--- Begin GIVEN ENTRIES ---

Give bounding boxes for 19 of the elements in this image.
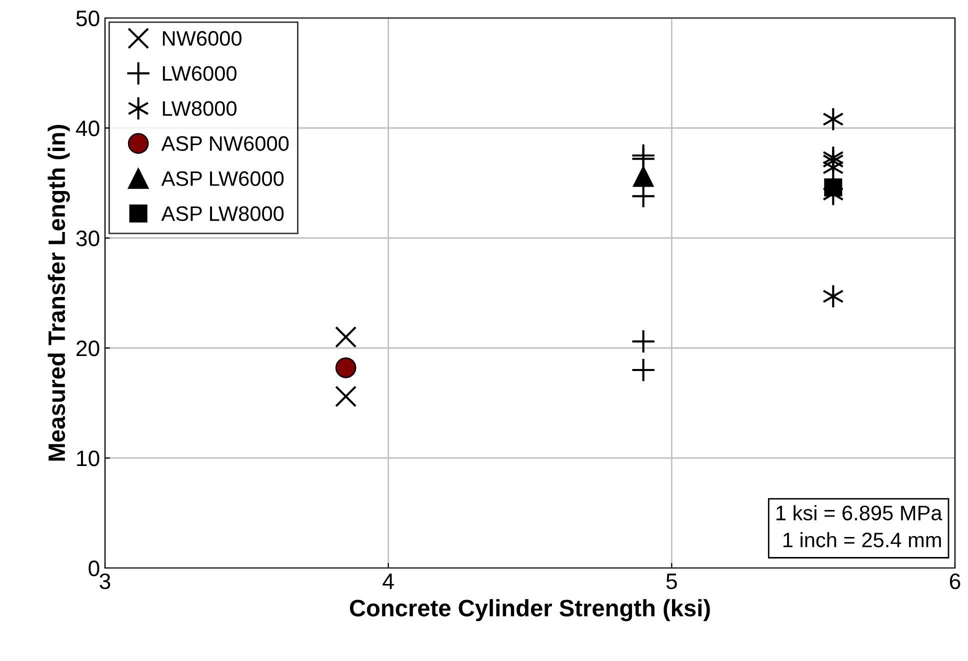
y-tick-label: 40 <box>76 120 100 136</box>
legend-label: ASP NW6000 <box>161 136 289 151</box>
y-axis-title: Measured Transfer Length (in) <box>48 124 70 461</box>
y-tick-label: 20 <box>76 340 100 356</box>
x-tick-label: 6 <box>950 573 960 590</box>
legend-label: ASP LW8000 <box>161 206 284 222</box>
annotation: 1 ksi = 6.895 MPa 1 inch = 25.4 mm <box>776 505 942 548</box>
x-tick-label: 4 <box>382 574 394 589</box>
legend-label: ASP LW6000 <box>161 171 284 186</box>
x-axis-title: Concrete Cylinder Strength (ksi) <box>350 599 710 622</box>
legend-label: NW6000 <box>162 31 242 46</box>
legend-label: LW8000 <box>162 101 236 116</box>
x-tick-label: 5 <box>666 574 677 590</box>
y-tick-label: 50 <box>76 10 100 26</box>
y-tick-label: 30 <box>76 230 100 246</box>
x-tick-label: 3 <box>100 573 110 590</box>
y-tick-label: 10 <box>77 450 100 466</box>
legend-label: LW6000 <box>162 66 236 81</box>
y-tick-label: 0 <box>88 560 100 576</box>
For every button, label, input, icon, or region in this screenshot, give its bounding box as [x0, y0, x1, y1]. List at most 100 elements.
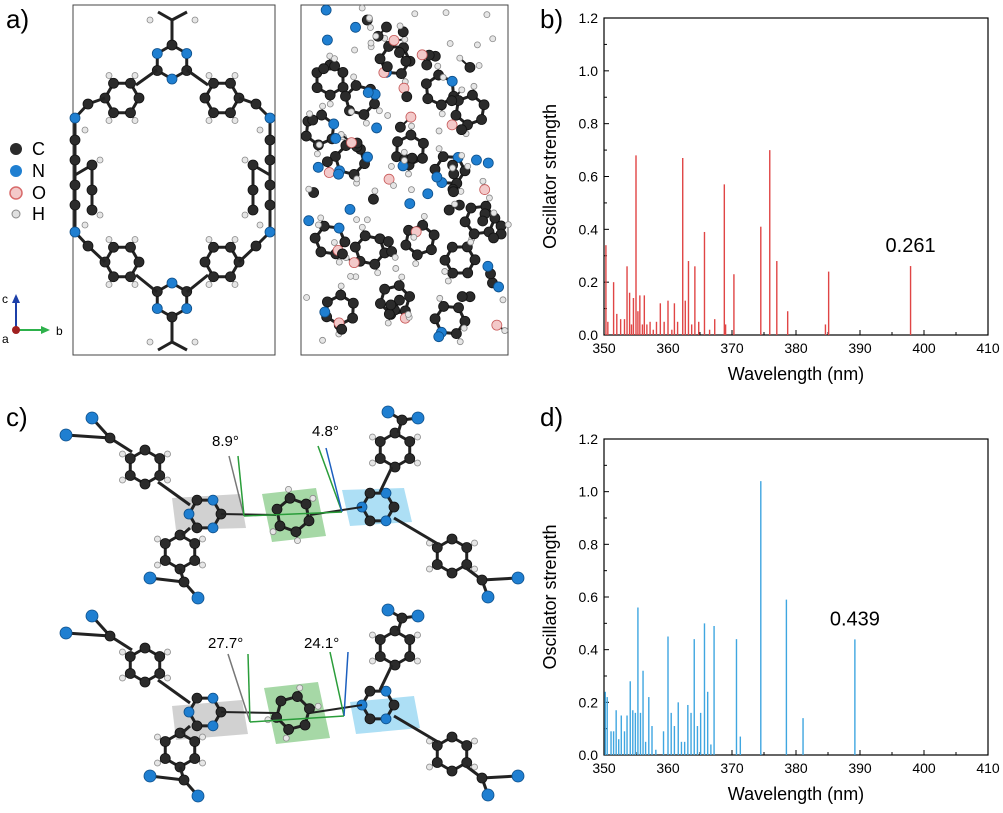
atom-ball — [446, 567, 458, 579]
bond — [157, 10, 173, 22]
atom-ball — [335, 258, 343, 266]
fragment-top — [59, 405, 525, 605]
atom-ball — [337, 66, 349, 78]
atom-ball — [159, 736, 171, 747]
atom-ball — [438, 301, 450, 312]
atom-ball — [69, 154, 81, 166]
atom-ball — [372, 32, 380, 40]
atom-ball — [105, 236, 113, 243]
atom-ball — [422, 188, 434, 200]
atom-ball — [477, 215, 489, 227]
atom-ball — [392, 265, 400, 272]
atom-ball — [511, 769, 525, 783]
cof-solvated-structure — [300, 4, 512, 346]
atom-ball — [264, 112, 276, 124]
atom-ball — [330, 133, 341, 144]
atom-ball — [369, 433, 376, 441]
atom-ball — [362, 87, 374, 98]
y-tick-label: 0.4 — [579, 221, 599, 237]
panel-label-d: d) — [540, 402, 564, 432]
atom-ball — [294, 537, 301, 545]
atom-ball — [414, 631, 421, 639]
atom-ball — [146, 16, 154, 24]
atom-ball — [191, 692, 203, 704]
atom-ball — [178, 774, 190, 786]
panel-label-a: a) — [6, 4, 30, 34]
x-tick-label: 370 — [720, 760, 744, 776]
bond — [378, 466, 394, 493]
x-tick-label: 410 — [976, 760, 1000, 776]
atom-ball — [388, 35, 400, 46]
atom-ball — [199, 759, 206, 767]
atom-ball — [416, 49, 428, 61]
atom-ball — [421, 59, 433, 71]
atom-ball — [456, 54, 464, 62]
bond — [171, 10, 188, 22]
atom-ball — [154, 561, 161, 569]
atom-ball — [353, 175, 361, 183]
max-wavelength-annotation: 0.261 — [886, 235, 936, 257]
atom-ball — [470, 82, 478, 90]
atom-ball — [317, 214, 325, 222]
normal-grey-top — [228, 455, 245, 517]
atom-ball — [315, 221, 322, 229]
atom-ball — [347, 297, 359, 309]
atom-ball — [264, 199, 276, 211]
atom-ball — [404, 436, 416, 447]
atom-ball — [164, 476, 171, 484]
atom-legend: C N O H — [9, 139, 46, 224]
atom-ball — [119, 674, 126, 682]
bond — [157, 678, 191, 705]
atom-ball — [264, 134, 276, 146]
structure-frame-right — [300, 4, 509, 356]
atom-ball — [393, 280, 405, 292]
atom-ball — [380, 713, 392, 725]
atom-ball — [208, 271, 219, 283]
atom-ball — [392, 136, 403, 148]
normal-blue-bottom — [343, 651, 349, 717]
atom-ball — [375, 107, 383, 115]
atom-ball — [207, 720, 219, 732]
atom-ball — [471, 737, 478, 745]
atom-ball — [461, 542, 473, 553]
atom-ball — [159, 555, 171, 566]
atom-ball — [154, 470, 166, 481]
atom-ball — [231, 281, 239, 288]
legend-hydrogen-ball — [11, 209, 21, 219]
y-tick-label: 0.0 — [579, 747, 599, 763]
atom-ball — [396, 414, 408, 426]
atom-ball — [391, 253, 399, 261]
atom-ball — [369, 459, 376, 467]
atom-ball — [131, 117, 139, 124]
legend-nitrogen-ball — [10, 165, 22, 177]
atom-ball — [315, 246, 327, 258]
atom-ball — [358, 109, 370, 120]
atom-ball — [464, 61, 476, 73]
atom-ball — [69, 199, 81, 211]
atom-ball — [191, 591, 205, 605]
atom-ball — [405, 170, 412, 178]
panel-c-dihedral-fragments: 8.9° 4.8° 27.7° 24.1° — [59, 405, 525, 803]
x-tick-label: 390 — [848, 760, 872, 776]
atom-ball — [394, 47, 405, 58]
atom-ball — [364, 713, 376, 725]
atom-ball — [326, 100, 334, 108]
atom-ball — [381, 21, 392, 33]
atom-ball — [125, 107, 136, 119]
atom-ball — [189, 538, 201, 549]
atom-ball — [312, 161, 324, 173]
atom-ball — [408, 186, 415, 194]
atom-ball — [414, 459, 421, 467]
y-tick-label: 0.8 — [579, 116, 599, 132]
atom-ball — [199, 535, 206, 543]
atom-ball — [471, 763, 478, 771]
angle-label-top-right: 4.8° — [312, 423, 339, 440]
atom-ball — [446, 95, 458, 107]
x-axis-title: Wavelength (nm) — [728, 364, 864, 384]
atom-ball — [315, 141, 323, 149]
atom-ball — [493, 281, 504, 293]
atom-ball — [337, 282, 345, 290]
bond — [65, 433, 111, 440]
atom-ball — [374, 53, 386, 65]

--- End GIVEN ENTRIES ---

**REQUIREMENTS:**
Rewrite every entry above with "bounding" replaced by "enclosing" and nothing else changed. Leave the pictures out of your answer.

**WRITTEN SOLUTION:**
Give enclosing boxes for 19 of the elements in this image.
y-tick-label: 40 <box>76 120 100 136</box>
legend-label: ASP NW6000 <box>161 136 289 151</box>
y-axis-title: Measured Transfer Length (in) <box>48 124 70 461</box>
y-tick-label: 20 <box>76 340 100 356</box>
x-tick-label: 6 <box>950 573 960 590</box>
legend-label: ASP LW8000 <box>161 206 284 222</box>
annotation: 1 ksi = 6.895 MPa 1 inch = 25.4 mm <box>776 505 942 548</box>
x-tick-label: 4 <box>382 574 394 589</box>
legend-label: ASP LW6000 <box>161 171 284 186</box>
x-axis-title: Concrete Cylinder Strength (ksi) <box>350 599 710 622</box>
legend-label: NW6000 <box>162 31 242 46</box>
legend-label: LW8000 <box>162 101 236 116</box>
x-tick-label: 5 <box>666 574 677 590</box>
y-tick-label: 50 <box>76 10 100 26</box>
y-tick-label: 30 <box>76 230 100 246</box>
x-tick-label: 3 <box>100 573 110 590</box>
y-tick-label: 10 <box>77 450 100 466</box>
legend-label: LW6000 <box>162 66 236 81</box>
y-tick-label: 0 <box>88 560 100 576</box>
For every button, label, input, icon, or region in this screenshot, give its enclosing box as [x0, y0, x1, y1]. List at most 100 elements.
atom-ball — [446, 567, 458, 579]
bond — [157, 10, 173, 22]
atom-ball — [335, 258, 343, 266]
fragment-top — [59, 405, 525, 605]
atom-ball — [337, 66, 349, 78]
atom-ball — [159, 736, 171, 747]
atom-ball — [438, 301, 450, 312]
atom-ball — [69, 154, 81, 166]
atom-ball — [372, 32, 380, 40]
atom-ball — [105, 236, 113, 243]
atom-ball — [422, 188, 434, 200]
atom-ball — [477, 215, 489, 227]
atom-ball — [392, 265, 400, 272]
atom-ball — [511, 769, 525, 783]
cof-solvated-structure — [300, 4, 512, 346]
atom-ball — [264, 112, 276, 124]
atom-ball — [330, 133, 341, 144]
atom-ball — [369, 433, 376, 441]
atom-ball — [362, 87, 374, 98]
y-tick-label: 0.4 — [579, 221, 599, 237]
panel-label-d: d) — [540, 402, 564, 432]
atom-ball — [294, 537, 301, 545]
atom-ball — [414, 631, 421, 639]
atom-ball — [146, 16, 154, 24]
atom-ball — [191, 692, 203, 704]
atom-ball — [178, 774, 190, 786]
panel-label-a: a) — [6, 4, 30, 34]
x-tick-label: 370 — [720, 760, 744, 776]
bond — [378, 466, 394, 493]
x-tick-label: 410 — [976, 760, 1000, 776]
atom-ball — [388, 35, 400, 46]
atom-ball — [199, 759, 206, 767]
atom-ball — [416, 49, 428, 61]
atom-ball — [421, 59, 433, 71]
atom-ball — [456, 54, 464, 62]
bond — [171, 10, 188, 22]
atom-ball — [154, 561, 161, 569]
atom-ball — [353, 175, 361, 183]
max-wavelength-annotation: 0.261 — [886, 235, 936, 257]
atom-ball — [470, 82, 478, 90]
atom-ball — [317, 214, 325, 222]
normal-grey-top — [228, 455, 245, 517]
atom-ball — [315, 221, 322, 229]
atom-ball — [347, 297, 359, 309]
atom-ball — [264, 199, 276, 211]
atom-ball — [404, 436, 416, 447]
atom-ball — [164, 476, 171, 484]
atom-legend: C N O H — [9, 139, 46, 224]
atom-ball — [119, 674, 126, 682]
bond — [157, 678, 191, 705]
atom-ball — [264, 134, 276, 146]
structure-frame-right — [300, 4, 509, 356]
atom-ball — [393, 280, 405, 292]
atom-ball — [380, 713, 392, 725]
atom-ball — [208, 271, 219, 283]
atom-ball — [392, 136, 403, 148]
normal-blue-bottom — [343, 651, 349, 717]
atom-ball — [375, 107, 383, 115]
atom-ball — [207, 720, 219, 732]
atom-ball — [471, 737, 478, 745]
atom-ball — [461, 542, 473, 553]
atom-ball — [159, 555, 171, 566]
atom-ball — [154, 470, 166, 481]
atom-ball — [231, 281, 239, 288]
legend-hydrogen-ball — [11, 209, 21, 219]
y-tick-label: 0.0 — [579, 747, 599, 763]
atom-ball — [396, 414, 408, 426]
atom-ball — [391, 253, 399, 261]
atom-ball — [369, 459, 376, 467]
atom-ball — [131, 117, 139, 124]
legend-nitrogen-ball — [10, 165, 22, 177]
atom-ball — [315, 246, 327, 258]
atom-ball — [358, 109, 370, 120]
atom-ball — [464, 61, 476, 73]
atom-ball — [69, 199, 81, 211]
atom-ball — [191, 591, 205, 605]
atom-ball — [405, 170, 412, 178]
panel-c-dihedral-fragments: 8.9° 4.8° 27.7° 24.1° — [59, 405, 525, 803]
x-tick-label: 390 — [848, 760, 872, 776]
atom-ball — [394, 47, 405, 58]
atom-ball — [364, 713, 376, 725]
atom-ball — [326, 100, 334, 108]
atom-ball — [381, 21, 392, 33]
atom-ball — [125, 107, 136, 119]
atom-ball — [189, 538, 201, 549]
atom-ball — [312, 161, 324, 173]
atom-ball — [408, 186, 415, 194]
atom-ball — [414, 459, 421, 467]
y-tick-label: 0.8 — [579, 116, 599, 132]
atom-ball — [199, 535, 206, 543]
atom-ball — [471, 763, 478, 771]
angle-label-top-right: 4.8° — [312, 423, 339, 440]
atom-ball — [446, 95, 458, 107]
x-axis-title: Wavelength (nm) — [728, 364, 864, 384]
atom-ball — [315, 141, 323, 149]
atom-ball — [493, 281, 504, 293]
atom-ball — [337, 282, 345, 290]
bond — [65, 433, 111, 440]
atom-ball — [374, 53, 386, 65]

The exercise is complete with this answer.